● **Excerpted data**:
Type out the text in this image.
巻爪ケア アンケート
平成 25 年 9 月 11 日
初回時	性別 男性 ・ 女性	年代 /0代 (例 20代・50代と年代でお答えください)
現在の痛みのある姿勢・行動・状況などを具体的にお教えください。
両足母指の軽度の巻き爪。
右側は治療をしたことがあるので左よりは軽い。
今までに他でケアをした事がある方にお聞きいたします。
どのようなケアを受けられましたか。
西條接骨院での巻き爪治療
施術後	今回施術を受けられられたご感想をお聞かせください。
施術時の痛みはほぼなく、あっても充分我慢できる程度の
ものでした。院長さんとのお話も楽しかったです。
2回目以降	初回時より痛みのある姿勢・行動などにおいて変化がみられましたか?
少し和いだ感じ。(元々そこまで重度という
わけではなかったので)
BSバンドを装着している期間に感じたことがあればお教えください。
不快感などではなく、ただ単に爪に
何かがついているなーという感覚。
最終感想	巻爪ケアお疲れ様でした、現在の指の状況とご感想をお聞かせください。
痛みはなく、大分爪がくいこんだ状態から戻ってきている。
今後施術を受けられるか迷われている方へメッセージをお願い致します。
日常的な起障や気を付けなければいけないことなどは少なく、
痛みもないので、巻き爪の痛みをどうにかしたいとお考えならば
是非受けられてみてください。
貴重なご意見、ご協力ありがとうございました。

● **Given request**:
Transcribe the material above word for word.

● **Response to the task**:
Type out the text in this image.
巻爪ケア アンケート
平成 25 年 9 月 11 日
初回時	性別 男性 ・ 女性	年代 /0代 (例 20代・50代と年代でお答えください)
現在の痛みのある姿勢・行動・状況などを具体的にお教えください。
両足母指の軽度の巻き爪。
右側は治療をしたことがあるので左よりは軽い。
今までに他でケアをした事がある方にお聞きいたします。
どのようなケアを受けられましたか。
西條接骨院での巻き爪治療
施術後	今回施術を受けられられたご感想をお聞かせください。
施術時の痛みはほぼなく、あっても充分我慢できる程度の
ものでした。院長さんとのお話も楽しかったです。
2回目以降	初回時より痛みのある姿勢・行動などにおいて変化がみられましたか?
少し和いだ感じ。(元々そこまで重度という
わけではなかったので)
BSバンドを装着している期間に感じたことがあればお教えください。
不快感などではなく、ただ単に爪に
何かがついているなーという感覚。
最終感想	巻爪ケアお疲れ様でした、現在の指の状況とご感想をお聞かせください。
痛みはなく、大分爪がくいこんだ状態から戻ってきている。
今後施術を受けられるか迷われている方へメッセージをお願い致します。
日常的な起障や気を付けなければいけないことなどは少なく、
痛みもないので、巻き爪の痛みをどうにかしたいとお考えならば
是非受けられてみてください。
貴重なご意見、ご協力ありがとうございました。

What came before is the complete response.